-- EXTRACTED INFORMATION --
_ _ _

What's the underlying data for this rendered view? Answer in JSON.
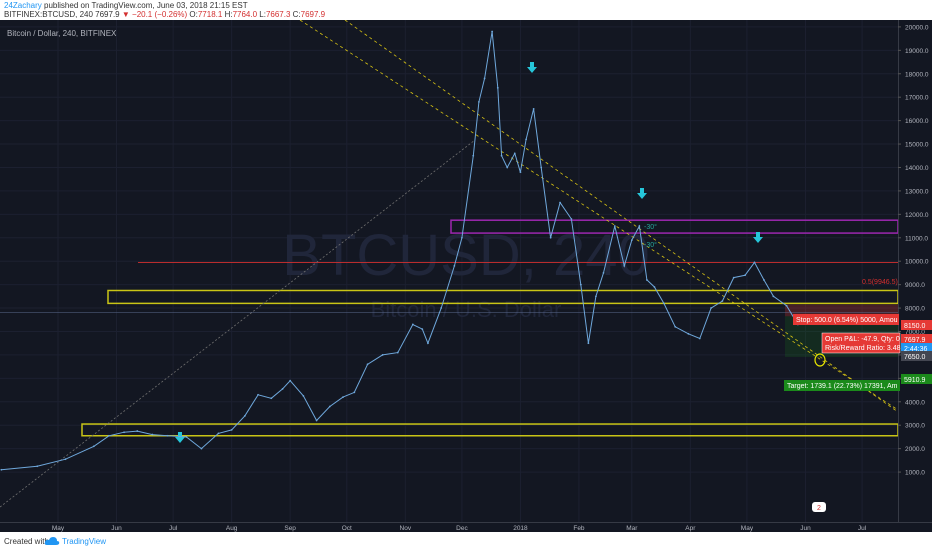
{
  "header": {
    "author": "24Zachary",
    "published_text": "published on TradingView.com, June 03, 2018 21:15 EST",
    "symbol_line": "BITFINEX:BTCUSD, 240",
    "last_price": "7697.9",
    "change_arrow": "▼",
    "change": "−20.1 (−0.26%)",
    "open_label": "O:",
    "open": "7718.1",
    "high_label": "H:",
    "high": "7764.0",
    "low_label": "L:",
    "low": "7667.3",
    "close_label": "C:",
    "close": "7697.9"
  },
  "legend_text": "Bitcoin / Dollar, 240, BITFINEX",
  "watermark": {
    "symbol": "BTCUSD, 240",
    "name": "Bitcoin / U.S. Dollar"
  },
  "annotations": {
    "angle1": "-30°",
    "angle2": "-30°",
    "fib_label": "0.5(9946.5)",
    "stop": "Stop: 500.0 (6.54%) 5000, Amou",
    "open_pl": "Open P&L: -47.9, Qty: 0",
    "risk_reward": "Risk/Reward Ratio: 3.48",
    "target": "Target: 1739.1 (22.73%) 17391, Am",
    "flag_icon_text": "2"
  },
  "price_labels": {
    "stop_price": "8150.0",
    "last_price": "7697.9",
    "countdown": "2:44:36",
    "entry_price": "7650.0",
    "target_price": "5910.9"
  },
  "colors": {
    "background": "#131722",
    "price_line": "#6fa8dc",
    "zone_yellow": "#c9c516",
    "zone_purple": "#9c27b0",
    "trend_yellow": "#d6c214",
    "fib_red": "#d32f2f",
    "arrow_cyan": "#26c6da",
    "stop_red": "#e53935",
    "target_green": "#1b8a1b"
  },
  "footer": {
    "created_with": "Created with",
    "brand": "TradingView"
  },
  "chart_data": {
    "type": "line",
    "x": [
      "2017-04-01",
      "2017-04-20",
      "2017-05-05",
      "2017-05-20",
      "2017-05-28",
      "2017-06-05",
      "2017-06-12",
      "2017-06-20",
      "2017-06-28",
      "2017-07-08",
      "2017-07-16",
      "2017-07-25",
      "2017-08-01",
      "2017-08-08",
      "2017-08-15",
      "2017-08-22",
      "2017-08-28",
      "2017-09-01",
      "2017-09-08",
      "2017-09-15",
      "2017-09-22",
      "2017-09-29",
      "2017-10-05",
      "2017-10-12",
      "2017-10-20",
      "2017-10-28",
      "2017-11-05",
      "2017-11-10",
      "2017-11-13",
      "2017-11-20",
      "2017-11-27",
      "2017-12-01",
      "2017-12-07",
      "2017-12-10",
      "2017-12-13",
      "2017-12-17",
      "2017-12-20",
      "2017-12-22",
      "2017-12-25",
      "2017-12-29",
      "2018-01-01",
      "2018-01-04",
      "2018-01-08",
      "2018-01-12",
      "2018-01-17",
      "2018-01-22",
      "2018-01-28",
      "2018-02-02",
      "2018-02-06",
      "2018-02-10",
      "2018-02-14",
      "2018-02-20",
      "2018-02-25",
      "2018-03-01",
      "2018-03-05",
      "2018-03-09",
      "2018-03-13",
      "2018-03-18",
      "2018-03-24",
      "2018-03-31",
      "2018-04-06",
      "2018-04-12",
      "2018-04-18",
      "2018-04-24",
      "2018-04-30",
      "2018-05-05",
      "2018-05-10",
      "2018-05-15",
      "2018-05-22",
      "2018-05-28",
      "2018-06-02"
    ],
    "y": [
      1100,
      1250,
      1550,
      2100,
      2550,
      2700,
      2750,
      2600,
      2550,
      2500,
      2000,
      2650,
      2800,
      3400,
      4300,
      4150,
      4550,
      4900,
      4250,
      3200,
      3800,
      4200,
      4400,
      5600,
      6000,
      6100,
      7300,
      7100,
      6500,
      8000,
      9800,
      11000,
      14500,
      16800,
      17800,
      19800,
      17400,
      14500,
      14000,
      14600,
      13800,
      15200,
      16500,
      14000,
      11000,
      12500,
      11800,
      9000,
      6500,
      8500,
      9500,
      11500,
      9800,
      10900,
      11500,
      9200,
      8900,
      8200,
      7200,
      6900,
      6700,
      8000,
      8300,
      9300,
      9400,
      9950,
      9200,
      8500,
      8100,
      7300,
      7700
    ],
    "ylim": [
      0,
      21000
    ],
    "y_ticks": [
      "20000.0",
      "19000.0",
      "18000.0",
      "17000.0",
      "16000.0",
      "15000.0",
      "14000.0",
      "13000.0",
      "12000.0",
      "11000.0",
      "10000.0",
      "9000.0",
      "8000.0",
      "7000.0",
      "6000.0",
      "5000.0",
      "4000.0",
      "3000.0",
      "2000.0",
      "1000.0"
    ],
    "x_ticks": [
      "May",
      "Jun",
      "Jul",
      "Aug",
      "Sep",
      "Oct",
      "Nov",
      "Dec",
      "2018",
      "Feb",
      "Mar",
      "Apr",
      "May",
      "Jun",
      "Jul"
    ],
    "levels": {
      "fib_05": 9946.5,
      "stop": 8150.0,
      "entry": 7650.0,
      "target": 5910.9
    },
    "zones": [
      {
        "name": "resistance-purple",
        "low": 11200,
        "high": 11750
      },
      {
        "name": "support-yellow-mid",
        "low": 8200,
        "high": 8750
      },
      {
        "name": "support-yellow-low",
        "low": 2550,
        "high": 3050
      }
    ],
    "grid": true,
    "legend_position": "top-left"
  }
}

_ _ _

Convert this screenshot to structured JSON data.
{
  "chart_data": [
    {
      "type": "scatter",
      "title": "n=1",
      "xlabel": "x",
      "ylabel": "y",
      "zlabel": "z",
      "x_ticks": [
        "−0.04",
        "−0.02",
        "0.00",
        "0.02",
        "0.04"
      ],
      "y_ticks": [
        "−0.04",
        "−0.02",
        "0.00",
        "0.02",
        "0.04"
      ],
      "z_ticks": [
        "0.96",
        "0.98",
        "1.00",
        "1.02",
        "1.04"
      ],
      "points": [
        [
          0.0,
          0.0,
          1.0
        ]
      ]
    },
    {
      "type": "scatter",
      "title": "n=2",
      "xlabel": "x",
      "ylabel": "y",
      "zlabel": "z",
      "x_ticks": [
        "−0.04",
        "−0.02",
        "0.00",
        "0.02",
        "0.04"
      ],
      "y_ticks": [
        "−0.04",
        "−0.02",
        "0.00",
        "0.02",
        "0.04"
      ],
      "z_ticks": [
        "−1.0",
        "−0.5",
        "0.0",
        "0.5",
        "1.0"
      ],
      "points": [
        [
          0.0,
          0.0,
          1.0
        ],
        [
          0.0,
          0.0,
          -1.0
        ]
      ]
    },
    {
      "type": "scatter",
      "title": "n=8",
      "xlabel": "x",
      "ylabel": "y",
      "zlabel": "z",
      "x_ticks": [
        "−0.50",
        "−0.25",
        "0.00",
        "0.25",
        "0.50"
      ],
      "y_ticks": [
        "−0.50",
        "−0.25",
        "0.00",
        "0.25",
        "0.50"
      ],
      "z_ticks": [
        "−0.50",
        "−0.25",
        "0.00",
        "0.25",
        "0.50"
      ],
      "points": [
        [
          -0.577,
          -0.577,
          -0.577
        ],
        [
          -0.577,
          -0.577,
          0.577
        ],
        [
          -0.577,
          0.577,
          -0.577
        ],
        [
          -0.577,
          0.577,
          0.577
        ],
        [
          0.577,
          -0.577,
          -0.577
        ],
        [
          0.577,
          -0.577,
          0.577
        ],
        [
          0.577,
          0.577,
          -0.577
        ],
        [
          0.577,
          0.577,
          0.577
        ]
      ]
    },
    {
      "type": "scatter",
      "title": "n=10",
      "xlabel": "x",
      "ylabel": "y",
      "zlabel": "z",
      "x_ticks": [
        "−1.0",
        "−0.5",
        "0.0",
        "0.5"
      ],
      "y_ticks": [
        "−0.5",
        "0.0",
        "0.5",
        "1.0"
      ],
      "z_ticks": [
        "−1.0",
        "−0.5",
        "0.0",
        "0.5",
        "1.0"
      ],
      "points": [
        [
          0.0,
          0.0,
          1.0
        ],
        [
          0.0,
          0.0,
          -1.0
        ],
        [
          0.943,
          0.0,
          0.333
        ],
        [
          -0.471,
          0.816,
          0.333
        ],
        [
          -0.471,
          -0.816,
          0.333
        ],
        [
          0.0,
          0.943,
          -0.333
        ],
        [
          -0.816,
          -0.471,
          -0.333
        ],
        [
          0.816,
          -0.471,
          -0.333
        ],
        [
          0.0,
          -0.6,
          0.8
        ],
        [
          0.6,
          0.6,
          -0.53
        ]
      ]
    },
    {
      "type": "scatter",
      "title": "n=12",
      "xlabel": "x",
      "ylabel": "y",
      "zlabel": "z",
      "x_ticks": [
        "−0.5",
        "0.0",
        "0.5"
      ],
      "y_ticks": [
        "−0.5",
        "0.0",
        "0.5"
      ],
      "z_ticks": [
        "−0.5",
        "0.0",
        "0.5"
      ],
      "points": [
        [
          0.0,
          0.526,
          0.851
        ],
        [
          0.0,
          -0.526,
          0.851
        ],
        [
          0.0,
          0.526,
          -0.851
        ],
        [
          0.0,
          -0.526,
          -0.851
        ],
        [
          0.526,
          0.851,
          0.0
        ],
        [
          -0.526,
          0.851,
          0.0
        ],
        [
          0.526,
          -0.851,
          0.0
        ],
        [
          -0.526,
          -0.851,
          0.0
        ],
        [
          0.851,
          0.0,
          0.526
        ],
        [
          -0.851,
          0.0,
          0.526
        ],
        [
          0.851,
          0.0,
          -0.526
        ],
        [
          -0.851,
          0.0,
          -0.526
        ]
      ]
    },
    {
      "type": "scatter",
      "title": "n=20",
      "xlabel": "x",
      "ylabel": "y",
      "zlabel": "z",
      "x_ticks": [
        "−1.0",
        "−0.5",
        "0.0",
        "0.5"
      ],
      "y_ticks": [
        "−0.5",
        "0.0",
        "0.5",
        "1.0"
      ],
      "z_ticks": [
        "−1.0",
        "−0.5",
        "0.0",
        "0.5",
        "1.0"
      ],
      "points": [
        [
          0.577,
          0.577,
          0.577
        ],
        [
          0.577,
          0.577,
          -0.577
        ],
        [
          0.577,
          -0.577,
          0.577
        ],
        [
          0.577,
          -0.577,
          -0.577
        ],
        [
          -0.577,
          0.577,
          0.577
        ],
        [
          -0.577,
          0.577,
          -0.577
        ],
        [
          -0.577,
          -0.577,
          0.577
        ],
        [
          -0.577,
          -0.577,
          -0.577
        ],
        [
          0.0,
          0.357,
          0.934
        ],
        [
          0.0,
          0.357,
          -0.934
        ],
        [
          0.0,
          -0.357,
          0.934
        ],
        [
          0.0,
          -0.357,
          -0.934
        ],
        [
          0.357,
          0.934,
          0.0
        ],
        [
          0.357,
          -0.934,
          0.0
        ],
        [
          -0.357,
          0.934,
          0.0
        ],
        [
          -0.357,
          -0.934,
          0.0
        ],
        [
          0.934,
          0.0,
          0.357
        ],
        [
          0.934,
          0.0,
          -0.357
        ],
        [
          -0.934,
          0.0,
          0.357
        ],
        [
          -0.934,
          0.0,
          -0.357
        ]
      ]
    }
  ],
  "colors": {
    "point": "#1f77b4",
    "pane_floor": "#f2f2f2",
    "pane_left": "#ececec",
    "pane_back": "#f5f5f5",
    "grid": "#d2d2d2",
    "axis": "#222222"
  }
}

_ _ _

-- YOUR INSTRUCTIONS --
Which lines contain "TradingView"? Show each of them.

-- WRITTEN RESPONSE --
    "published_text": "published on TradingView.com, June 03, 2018 21:15 EST",
    "brand": "TradingView"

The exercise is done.